%%
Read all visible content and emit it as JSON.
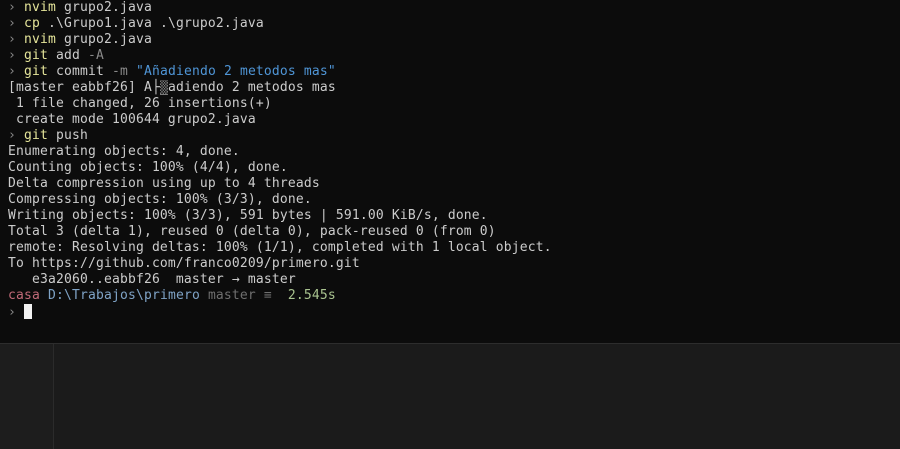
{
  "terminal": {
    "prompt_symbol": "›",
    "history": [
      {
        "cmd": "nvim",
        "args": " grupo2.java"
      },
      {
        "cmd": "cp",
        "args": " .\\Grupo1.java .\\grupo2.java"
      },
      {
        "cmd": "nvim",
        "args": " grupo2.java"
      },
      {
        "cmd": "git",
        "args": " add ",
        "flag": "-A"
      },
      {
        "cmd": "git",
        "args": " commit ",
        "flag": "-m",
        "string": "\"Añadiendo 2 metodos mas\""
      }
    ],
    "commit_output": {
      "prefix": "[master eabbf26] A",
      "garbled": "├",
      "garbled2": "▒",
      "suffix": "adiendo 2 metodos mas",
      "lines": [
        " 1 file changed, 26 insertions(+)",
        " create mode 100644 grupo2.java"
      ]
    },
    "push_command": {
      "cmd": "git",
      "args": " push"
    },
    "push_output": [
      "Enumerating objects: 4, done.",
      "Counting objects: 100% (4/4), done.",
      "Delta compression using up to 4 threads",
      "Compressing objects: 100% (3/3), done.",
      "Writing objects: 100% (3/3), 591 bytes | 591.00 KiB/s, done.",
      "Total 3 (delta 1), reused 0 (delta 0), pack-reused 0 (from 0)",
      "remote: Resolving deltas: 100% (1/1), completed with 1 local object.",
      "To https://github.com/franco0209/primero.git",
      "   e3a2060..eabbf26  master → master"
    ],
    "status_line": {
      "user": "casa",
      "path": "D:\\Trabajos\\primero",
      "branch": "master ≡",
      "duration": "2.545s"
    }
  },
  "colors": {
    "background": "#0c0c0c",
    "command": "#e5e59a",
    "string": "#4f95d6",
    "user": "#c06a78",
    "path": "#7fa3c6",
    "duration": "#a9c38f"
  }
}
%%
%%
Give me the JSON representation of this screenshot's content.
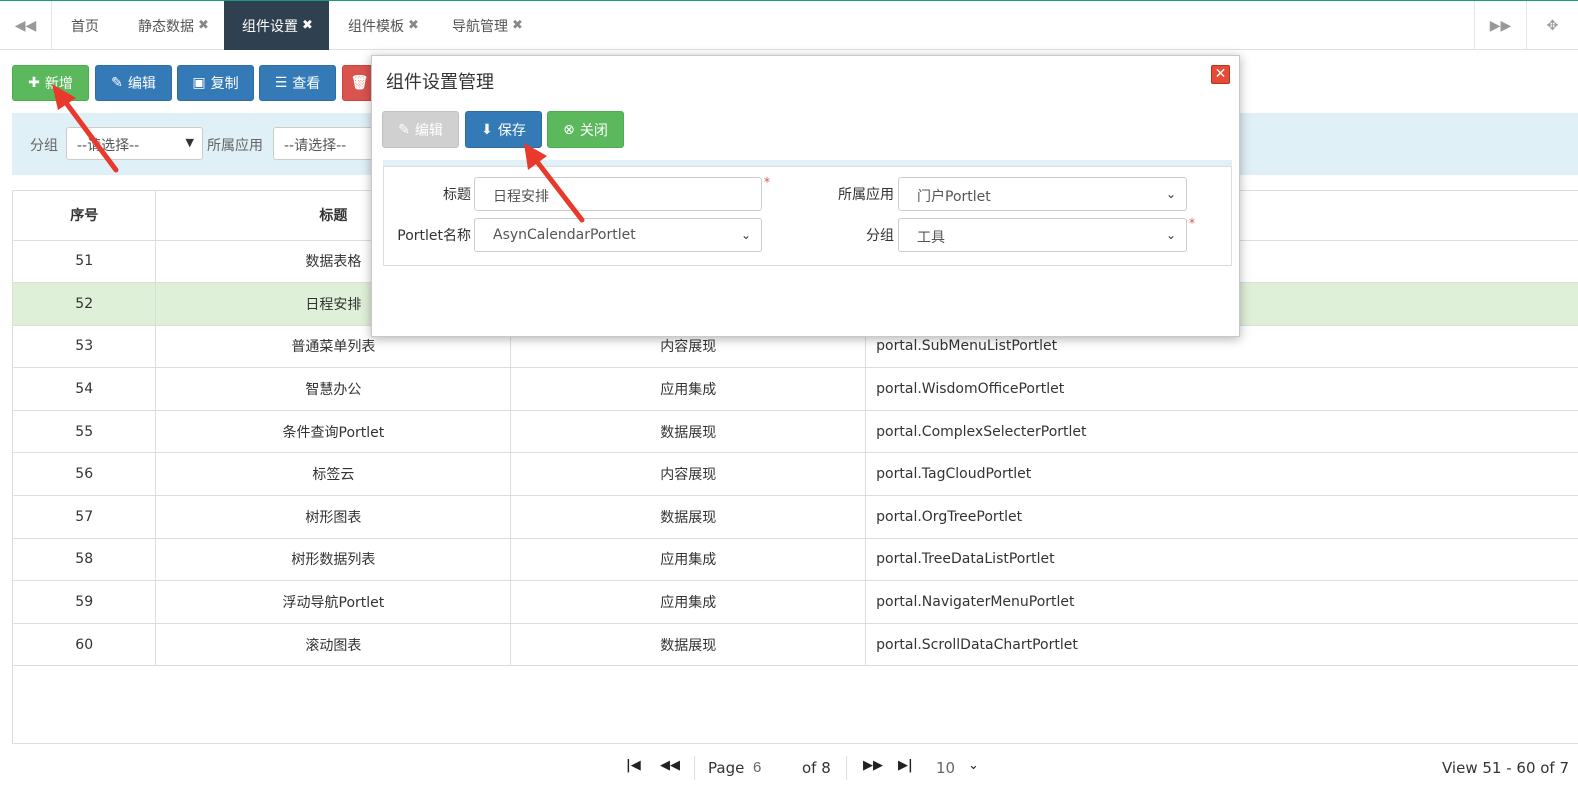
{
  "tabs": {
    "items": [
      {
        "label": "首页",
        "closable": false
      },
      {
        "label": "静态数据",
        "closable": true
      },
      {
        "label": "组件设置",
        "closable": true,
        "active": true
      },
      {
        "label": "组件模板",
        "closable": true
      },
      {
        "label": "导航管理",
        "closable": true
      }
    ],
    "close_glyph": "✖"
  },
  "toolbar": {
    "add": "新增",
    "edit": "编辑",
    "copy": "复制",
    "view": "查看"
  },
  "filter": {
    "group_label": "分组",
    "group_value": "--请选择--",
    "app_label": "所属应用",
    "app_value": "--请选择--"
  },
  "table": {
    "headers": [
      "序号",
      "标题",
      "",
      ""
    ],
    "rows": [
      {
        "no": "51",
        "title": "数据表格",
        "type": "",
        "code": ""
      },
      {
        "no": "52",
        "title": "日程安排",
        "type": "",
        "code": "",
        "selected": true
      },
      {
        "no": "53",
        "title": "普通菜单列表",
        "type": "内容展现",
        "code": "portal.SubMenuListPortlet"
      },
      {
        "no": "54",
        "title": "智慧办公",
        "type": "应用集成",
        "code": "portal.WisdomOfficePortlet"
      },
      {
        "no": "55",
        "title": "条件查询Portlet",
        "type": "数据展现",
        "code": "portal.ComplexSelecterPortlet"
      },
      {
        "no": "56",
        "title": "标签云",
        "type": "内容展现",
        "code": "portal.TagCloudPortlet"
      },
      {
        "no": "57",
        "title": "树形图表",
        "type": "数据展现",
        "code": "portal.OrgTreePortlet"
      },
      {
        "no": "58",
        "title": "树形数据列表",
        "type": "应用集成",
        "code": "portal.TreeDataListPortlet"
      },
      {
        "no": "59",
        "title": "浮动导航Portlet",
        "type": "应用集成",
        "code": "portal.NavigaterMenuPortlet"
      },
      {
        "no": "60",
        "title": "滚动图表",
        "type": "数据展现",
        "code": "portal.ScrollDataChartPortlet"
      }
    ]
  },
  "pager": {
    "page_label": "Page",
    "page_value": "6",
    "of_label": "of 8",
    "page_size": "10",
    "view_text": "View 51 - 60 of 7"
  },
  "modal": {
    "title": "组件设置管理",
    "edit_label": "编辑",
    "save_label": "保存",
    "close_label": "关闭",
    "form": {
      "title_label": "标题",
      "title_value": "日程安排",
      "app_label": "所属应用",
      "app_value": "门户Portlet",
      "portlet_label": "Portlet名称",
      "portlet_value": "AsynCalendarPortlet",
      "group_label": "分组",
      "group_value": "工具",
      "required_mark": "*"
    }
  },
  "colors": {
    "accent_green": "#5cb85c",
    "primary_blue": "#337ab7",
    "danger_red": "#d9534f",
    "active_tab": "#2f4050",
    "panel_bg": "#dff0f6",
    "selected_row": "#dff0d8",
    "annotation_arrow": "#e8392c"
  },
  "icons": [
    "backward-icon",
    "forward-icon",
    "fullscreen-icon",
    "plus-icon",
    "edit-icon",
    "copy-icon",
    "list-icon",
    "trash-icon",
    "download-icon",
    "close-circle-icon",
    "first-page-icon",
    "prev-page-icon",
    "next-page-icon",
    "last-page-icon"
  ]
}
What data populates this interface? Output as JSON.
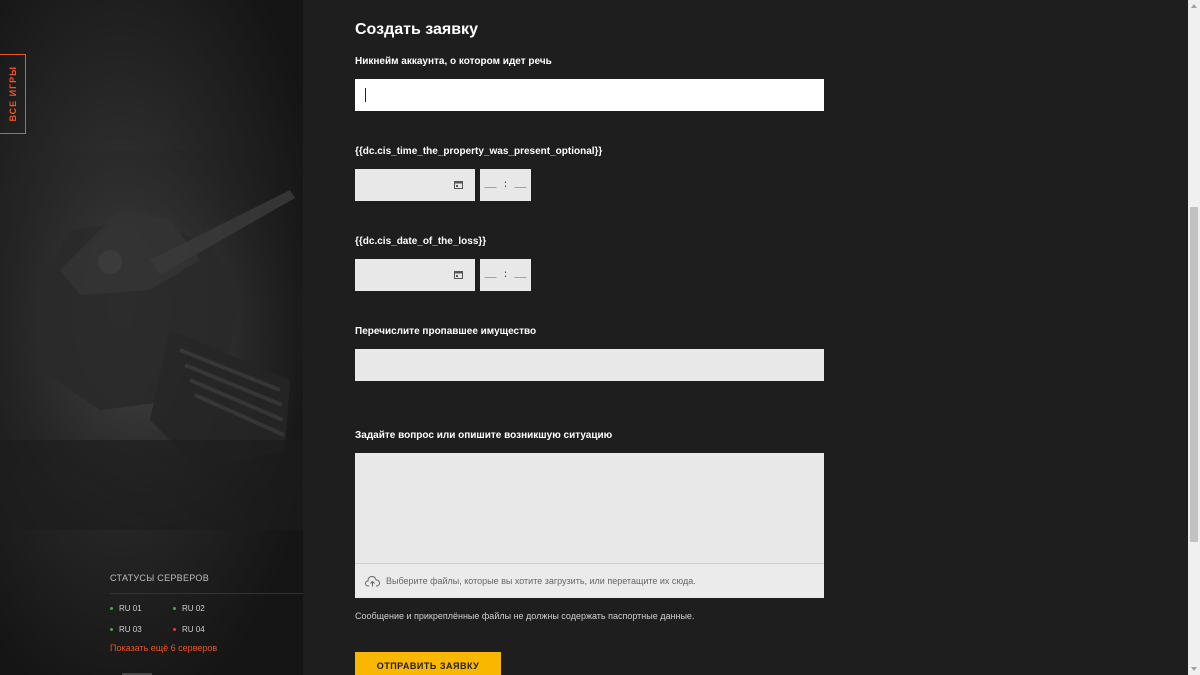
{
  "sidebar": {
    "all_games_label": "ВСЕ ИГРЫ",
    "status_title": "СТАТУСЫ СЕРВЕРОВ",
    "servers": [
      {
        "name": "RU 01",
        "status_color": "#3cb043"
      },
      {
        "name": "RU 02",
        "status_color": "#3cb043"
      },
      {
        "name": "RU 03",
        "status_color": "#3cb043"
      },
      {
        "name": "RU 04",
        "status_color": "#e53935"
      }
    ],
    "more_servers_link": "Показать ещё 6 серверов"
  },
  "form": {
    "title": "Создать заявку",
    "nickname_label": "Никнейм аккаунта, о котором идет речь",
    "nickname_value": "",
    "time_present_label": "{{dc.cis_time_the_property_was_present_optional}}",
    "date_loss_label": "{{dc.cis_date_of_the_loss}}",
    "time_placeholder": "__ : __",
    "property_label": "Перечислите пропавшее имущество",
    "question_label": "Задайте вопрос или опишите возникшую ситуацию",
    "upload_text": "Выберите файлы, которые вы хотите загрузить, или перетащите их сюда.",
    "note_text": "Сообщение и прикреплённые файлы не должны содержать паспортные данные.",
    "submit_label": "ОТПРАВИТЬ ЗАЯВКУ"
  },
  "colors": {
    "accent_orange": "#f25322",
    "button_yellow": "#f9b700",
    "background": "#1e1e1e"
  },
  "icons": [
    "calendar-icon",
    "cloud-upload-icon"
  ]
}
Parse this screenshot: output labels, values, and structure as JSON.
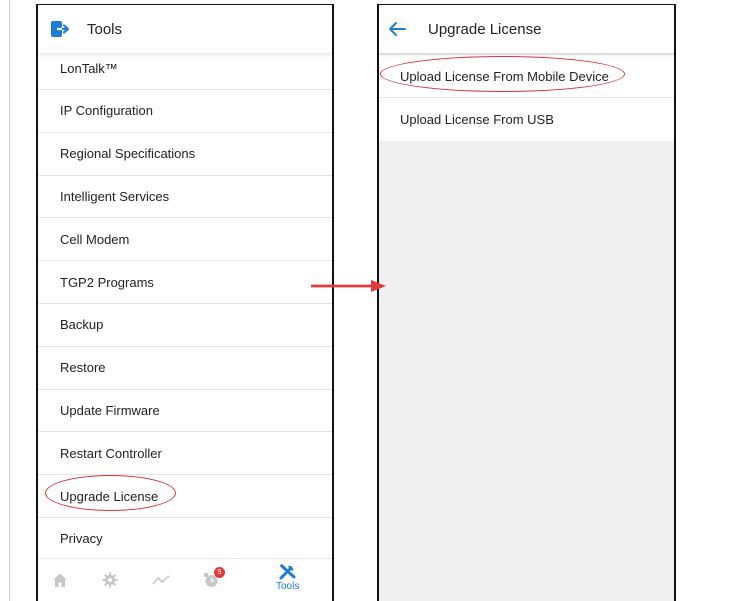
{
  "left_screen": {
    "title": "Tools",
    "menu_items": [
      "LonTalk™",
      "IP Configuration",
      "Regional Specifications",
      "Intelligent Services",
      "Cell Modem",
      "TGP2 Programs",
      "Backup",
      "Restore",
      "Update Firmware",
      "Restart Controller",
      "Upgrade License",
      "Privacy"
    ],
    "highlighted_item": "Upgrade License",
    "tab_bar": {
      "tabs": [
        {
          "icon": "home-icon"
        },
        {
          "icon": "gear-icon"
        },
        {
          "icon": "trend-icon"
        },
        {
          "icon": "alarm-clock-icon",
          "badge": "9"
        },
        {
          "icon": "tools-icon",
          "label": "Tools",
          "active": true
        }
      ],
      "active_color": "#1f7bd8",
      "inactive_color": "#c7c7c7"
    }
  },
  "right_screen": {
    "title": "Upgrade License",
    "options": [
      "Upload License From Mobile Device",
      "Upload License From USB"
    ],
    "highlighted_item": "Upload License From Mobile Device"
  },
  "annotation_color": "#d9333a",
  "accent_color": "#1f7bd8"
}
%%
%%
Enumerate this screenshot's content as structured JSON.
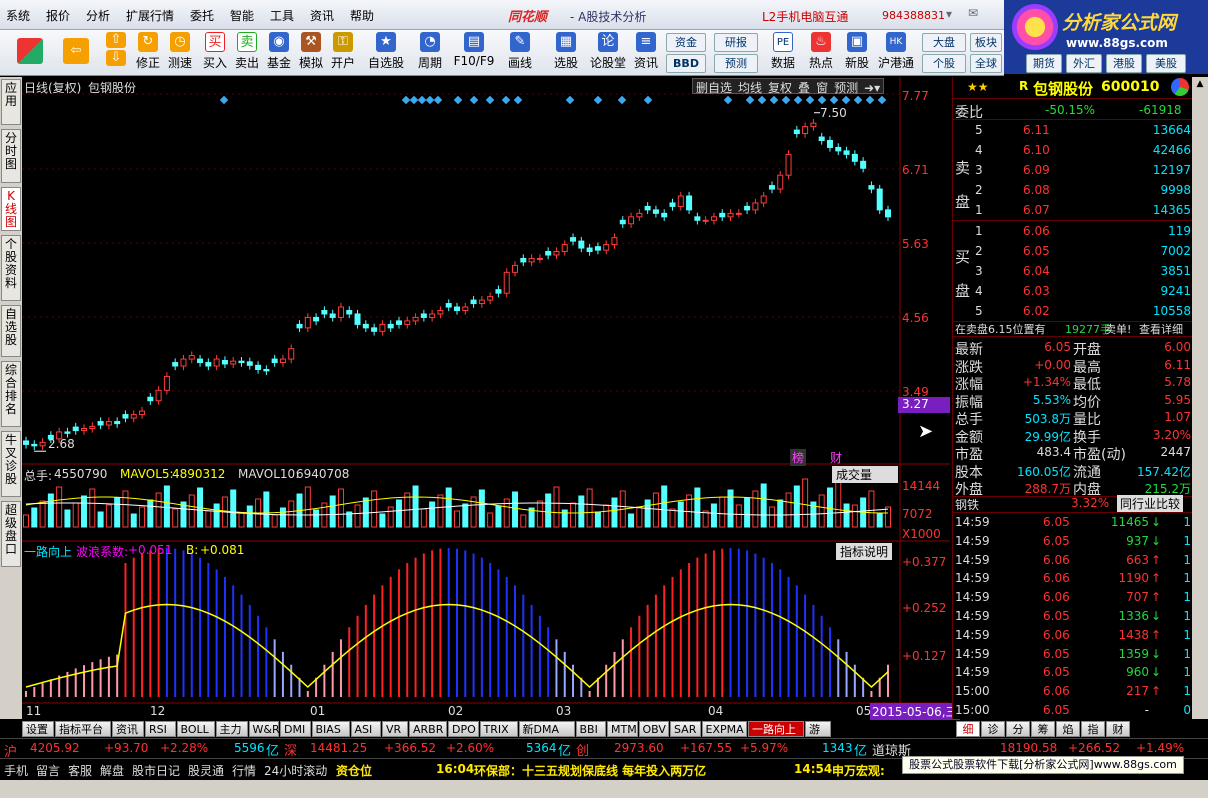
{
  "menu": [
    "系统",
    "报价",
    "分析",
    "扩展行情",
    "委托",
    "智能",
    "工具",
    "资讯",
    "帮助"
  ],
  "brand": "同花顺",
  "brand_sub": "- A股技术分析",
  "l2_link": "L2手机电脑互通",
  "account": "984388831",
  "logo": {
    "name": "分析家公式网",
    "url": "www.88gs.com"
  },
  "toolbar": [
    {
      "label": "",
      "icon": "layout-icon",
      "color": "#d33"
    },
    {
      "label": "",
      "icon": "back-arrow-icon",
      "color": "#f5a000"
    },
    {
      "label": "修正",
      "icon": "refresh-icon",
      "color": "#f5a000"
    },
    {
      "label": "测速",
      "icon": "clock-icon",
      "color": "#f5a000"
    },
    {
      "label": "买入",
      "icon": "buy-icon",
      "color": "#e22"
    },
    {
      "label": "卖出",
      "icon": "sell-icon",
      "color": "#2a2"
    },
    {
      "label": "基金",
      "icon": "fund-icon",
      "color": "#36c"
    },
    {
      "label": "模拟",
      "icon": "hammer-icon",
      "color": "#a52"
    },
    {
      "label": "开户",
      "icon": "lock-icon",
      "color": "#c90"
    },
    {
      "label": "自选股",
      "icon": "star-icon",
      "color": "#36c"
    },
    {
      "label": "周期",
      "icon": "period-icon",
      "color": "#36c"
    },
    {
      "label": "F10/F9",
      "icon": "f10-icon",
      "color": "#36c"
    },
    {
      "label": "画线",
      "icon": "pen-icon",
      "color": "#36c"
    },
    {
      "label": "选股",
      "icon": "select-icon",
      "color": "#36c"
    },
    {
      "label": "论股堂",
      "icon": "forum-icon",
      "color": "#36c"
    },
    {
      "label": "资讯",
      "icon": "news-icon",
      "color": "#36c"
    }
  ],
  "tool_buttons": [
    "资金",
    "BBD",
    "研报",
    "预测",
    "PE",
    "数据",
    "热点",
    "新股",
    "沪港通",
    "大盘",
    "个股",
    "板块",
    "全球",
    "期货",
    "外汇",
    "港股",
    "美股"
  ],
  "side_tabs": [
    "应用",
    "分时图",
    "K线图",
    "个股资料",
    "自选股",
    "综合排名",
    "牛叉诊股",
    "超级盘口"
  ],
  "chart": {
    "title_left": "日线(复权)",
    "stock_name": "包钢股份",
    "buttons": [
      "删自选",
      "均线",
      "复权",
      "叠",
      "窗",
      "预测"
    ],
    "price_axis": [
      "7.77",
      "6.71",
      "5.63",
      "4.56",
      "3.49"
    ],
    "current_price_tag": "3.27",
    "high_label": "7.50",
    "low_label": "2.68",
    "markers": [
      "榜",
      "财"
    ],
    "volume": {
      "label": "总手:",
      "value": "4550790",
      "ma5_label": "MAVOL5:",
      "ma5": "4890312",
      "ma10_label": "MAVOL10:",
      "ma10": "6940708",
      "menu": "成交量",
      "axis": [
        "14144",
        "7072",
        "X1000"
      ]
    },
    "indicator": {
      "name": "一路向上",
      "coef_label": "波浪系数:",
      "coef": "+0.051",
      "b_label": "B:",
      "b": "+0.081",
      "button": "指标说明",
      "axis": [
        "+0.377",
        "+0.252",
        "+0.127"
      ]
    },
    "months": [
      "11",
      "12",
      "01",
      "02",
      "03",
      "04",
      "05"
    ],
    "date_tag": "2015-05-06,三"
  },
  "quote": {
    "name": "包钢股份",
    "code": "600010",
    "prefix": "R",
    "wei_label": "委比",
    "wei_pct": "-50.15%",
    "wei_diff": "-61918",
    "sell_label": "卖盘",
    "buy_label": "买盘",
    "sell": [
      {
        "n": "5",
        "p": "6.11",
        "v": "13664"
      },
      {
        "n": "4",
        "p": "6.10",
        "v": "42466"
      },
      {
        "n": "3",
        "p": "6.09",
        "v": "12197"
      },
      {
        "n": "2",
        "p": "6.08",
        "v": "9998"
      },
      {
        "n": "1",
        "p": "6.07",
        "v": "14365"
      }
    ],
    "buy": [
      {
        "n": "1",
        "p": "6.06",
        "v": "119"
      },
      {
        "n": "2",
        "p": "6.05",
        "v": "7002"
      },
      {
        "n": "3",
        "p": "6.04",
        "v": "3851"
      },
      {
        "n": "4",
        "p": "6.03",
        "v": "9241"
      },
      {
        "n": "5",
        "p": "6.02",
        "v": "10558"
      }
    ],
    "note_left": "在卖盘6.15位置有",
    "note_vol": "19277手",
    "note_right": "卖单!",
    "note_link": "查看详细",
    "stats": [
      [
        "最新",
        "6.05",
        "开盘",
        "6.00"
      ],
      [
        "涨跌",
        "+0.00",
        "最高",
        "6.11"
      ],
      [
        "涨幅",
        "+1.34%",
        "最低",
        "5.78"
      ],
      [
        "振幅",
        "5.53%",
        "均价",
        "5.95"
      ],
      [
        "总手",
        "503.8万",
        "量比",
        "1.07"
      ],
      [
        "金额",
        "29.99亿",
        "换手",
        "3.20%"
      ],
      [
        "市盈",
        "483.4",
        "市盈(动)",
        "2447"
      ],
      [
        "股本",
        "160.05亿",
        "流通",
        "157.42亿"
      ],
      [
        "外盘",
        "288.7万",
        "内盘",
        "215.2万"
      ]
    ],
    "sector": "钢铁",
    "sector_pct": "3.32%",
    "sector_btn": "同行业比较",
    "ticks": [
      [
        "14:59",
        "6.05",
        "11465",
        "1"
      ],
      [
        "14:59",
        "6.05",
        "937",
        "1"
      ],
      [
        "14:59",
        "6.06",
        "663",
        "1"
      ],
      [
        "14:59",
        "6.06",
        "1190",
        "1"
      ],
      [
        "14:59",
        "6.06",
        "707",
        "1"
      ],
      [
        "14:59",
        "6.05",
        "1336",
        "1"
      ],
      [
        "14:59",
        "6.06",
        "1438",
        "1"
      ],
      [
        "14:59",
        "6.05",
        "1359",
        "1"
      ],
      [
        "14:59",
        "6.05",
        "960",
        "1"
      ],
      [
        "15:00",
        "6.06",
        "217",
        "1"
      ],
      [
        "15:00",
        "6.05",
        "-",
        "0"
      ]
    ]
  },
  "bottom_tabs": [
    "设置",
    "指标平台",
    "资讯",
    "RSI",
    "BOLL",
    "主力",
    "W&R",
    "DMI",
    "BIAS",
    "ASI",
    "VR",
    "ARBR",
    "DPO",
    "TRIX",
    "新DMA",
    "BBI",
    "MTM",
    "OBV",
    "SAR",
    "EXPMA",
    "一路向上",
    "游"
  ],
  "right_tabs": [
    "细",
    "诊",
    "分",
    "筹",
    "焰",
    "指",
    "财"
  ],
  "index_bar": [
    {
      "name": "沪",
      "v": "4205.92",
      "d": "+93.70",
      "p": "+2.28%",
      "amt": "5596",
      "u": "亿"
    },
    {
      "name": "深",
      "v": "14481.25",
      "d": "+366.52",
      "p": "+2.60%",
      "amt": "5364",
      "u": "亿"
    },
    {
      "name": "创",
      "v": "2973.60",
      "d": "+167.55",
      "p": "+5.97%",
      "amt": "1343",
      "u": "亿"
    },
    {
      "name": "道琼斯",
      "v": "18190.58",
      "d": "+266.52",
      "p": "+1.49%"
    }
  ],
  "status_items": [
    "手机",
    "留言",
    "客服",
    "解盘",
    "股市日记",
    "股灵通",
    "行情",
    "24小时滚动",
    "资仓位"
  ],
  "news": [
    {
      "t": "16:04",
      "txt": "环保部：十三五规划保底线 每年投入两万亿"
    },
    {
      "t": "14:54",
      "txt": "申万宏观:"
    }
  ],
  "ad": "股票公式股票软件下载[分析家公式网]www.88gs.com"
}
%%
- Work instructions:
Look through the entries above; copy every line holding the string "path".

- Solution:
      "path": "D:\\Trabajos\\primero",
    "path": "#7fa3c6",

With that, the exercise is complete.